Start of Items
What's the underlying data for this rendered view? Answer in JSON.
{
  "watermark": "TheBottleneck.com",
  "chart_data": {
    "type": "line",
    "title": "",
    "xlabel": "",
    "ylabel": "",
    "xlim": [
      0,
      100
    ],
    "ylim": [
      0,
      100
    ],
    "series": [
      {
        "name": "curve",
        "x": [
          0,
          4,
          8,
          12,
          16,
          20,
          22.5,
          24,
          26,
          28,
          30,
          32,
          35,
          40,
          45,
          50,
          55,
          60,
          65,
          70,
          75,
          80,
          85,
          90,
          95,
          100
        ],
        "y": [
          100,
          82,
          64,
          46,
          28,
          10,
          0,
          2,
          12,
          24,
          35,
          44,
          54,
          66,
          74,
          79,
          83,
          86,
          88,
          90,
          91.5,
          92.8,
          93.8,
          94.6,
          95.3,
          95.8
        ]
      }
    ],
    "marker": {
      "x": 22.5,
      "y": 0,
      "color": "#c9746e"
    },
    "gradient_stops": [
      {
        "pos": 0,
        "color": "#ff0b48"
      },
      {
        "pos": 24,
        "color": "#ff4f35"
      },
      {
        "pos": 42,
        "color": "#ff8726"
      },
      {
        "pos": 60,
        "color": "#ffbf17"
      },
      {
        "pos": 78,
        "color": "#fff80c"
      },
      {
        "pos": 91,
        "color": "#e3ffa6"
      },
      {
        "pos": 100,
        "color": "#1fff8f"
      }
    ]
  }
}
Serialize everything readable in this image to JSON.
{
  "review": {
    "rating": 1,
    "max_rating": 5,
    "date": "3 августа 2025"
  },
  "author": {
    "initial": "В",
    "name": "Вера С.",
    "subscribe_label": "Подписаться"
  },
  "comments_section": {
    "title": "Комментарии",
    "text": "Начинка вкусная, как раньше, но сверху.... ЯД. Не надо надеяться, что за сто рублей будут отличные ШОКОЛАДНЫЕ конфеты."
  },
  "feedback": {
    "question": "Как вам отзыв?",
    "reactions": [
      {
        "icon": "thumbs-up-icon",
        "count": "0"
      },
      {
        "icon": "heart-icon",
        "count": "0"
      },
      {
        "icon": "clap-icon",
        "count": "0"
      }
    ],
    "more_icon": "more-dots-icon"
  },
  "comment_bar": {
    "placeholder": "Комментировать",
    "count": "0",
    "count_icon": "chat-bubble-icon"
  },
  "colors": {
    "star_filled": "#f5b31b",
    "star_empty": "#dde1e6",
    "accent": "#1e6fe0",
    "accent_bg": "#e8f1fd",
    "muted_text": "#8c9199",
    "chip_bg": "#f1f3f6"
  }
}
End of Items
**Directions for this task**
Print all of the entries exactly as they appear.

**Solution to this exercise**
What's the underlying data for this rendered view? Answer in JSON.
{
  "watermark": "TheBottleneck.com",
  "chart_data": {
    "type": "line",
    "title": "",
    "xlabel": "",
    "ylabel": "",
    "xlim": [
      0,
      100
    ],
    "ylim": [
      0,
      100
    ],
    "series": [
      {
        "name": "curve",
        "x": [
          0,
          4,
          8,
          12,
          16,
          20,
          22.5,
          24,
          26,
          28,
          30,
          32,
          35,
          40,
          45,
          50,
          55,
          60,
          65,
          70,
          75,
          80,
          85,
          90,
          95,
          100
        ],
        "y": [
          100,
          82,
          64,
          46,
          28,
          10,
          0,
          2,
          12,
          24,
          35,
          44,
          54,
          66,
          74,
          79,
          83,
          86,
          88,
          90,
          91.5,
          92.8,
          93.8,
          94.6,
          95.3,
          95.8
        ]
      }
    ],
    "marker": {
      "x": 22.5,
      "y": 0,
      "color": "#c9746e"
    },
    "gradient_stops": [
      {
        "pos": 0,
        "color": "#ff0b48"
      },
      {
        "pos": 24,
        "color": "#ff4f35"
      },
      {
        "pos": 42,
        "color": "#ff8726"
      },
      {
        "pos": 60,
        "color": "#ffbf17"
      },
      {
        "pos": 78,
        "color": "#fff80c"
      },
      {
        "pos": 91,
        "color": "#e3ffa6"
      },
      {
        "pos": 100,
        "color": "#1fff8f"
      }
    ]
  }
}
Serialize everything readable in this image to JSON.
{
  "review": {
    "rating": 1,
    "max_rating": 5,
    "date": "3 августа 2025"
  },
  "author": {
    "initial": "В",
    "name": "Вера С.",
    "subscribe_label": "Подписаться"
  },
  "comments_section": {
    "title": "Комментарии",
    "text": "Начинка вкусная, как раньше, но сверху.... ЯД. Не надо надеяться, что за сто рублей будут отличные ШОКОЛАДНЫЕ конфеты."
  },
  "feedback": {
    "question": "Как вам отзыв?",
    "reactions": [
      {
        "icon": "thumbs-up-icon",
        "count": "0"
      },
      {
        "icon": "heart-icon",
        "count": "0"
      },
      {
        "icon": "clap-icon",
        "count": "0"
      }
    ],
    "more_icon": "more-dots-icon"
  },
  "comment_bar": {
    "placeholder": "Комментировать",
    "count": "0",
    "count_icon": "chat-bubble-icon"
  },
  "colors": {
    "star_filled": "#f5b31b",
    "star_empty": "#dde1e6",
    "accent": "#1e6fe0",
    "accent_bg": "#e8f1fd",
    "muted_text": "#8c9199",
    "chip_bg": "#f1f3f6"
  }
}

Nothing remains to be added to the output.